DATA SUPPLIED -
******************************

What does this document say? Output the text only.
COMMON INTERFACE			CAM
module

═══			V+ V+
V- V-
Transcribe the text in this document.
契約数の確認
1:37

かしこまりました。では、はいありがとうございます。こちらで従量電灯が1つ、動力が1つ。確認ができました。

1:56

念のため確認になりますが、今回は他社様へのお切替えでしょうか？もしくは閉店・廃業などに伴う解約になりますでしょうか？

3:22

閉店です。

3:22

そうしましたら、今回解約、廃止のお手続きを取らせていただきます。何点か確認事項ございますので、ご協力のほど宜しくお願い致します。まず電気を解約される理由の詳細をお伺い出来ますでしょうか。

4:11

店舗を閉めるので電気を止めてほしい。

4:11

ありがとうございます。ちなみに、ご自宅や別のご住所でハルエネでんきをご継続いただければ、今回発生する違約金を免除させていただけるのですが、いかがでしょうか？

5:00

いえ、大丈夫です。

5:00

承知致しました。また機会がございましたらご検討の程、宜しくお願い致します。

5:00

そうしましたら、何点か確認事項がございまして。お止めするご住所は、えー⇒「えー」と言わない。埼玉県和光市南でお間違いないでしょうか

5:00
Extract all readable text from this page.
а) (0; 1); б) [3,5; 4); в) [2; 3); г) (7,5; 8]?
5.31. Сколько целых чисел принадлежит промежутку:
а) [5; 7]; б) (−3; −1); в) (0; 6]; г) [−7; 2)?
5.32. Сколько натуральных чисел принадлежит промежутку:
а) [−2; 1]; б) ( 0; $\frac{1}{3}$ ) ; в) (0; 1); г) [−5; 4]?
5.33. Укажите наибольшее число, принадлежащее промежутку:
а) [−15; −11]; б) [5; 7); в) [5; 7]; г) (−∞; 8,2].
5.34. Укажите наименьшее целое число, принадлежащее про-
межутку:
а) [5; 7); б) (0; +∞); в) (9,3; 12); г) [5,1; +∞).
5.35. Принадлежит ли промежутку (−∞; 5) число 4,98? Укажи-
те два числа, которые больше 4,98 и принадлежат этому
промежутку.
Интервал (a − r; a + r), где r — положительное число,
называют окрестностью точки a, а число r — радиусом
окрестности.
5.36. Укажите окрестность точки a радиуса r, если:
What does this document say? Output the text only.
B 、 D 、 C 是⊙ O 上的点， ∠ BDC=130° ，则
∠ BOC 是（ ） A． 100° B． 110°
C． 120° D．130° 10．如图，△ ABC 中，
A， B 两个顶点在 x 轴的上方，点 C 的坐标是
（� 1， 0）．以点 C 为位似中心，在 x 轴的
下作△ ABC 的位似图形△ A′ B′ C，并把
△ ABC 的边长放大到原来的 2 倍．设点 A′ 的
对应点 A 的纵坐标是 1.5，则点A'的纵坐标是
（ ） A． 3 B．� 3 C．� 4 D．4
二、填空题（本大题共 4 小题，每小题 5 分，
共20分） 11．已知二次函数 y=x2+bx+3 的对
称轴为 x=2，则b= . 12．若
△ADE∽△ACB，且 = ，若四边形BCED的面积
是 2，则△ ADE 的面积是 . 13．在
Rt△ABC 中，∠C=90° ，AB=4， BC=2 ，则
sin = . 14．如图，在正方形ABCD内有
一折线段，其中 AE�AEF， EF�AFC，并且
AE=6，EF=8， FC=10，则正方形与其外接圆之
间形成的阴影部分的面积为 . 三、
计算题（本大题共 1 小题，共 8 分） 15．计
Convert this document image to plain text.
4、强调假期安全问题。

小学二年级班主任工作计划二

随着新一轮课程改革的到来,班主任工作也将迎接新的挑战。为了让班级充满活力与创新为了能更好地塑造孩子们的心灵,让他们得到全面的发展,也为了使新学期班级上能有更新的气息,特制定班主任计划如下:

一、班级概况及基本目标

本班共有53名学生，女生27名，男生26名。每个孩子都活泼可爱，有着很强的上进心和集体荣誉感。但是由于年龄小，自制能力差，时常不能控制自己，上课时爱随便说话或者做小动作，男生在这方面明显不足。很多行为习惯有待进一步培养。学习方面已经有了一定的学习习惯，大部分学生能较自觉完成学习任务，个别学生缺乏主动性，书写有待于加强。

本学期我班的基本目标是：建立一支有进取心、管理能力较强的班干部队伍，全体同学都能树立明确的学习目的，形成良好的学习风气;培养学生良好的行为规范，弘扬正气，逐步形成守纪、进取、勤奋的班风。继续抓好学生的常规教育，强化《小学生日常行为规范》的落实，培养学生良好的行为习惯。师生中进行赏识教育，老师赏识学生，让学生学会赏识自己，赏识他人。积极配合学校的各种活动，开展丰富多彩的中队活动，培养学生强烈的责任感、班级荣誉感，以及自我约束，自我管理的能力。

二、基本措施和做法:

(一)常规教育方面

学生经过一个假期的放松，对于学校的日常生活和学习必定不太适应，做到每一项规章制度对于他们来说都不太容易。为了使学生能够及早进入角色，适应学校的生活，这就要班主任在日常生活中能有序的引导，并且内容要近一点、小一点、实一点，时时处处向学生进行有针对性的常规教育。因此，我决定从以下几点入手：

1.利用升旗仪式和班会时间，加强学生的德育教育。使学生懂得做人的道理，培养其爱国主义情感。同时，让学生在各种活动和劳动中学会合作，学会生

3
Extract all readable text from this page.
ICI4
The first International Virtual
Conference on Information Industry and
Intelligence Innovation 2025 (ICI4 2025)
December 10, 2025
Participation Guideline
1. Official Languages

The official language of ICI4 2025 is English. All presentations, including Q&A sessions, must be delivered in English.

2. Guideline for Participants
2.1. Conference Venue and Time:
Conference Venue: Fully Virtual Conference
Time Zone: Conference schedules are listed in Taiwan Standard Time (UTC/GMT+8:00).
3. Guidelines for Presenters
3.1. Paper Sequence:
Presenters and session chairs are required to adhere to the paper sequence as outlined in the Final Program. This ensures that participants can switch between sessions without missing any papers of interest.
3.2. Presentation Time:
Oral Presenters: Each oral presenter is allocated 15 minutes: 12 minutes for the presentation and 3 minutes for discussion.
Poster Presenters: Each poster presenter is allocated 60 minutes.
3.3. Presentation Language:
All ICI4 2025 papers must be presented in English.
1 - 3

******************************

TASK OBJECTIVE - Write down only the number of lines that contain the string "Conference" in the listing.

FINAL RESULT - 4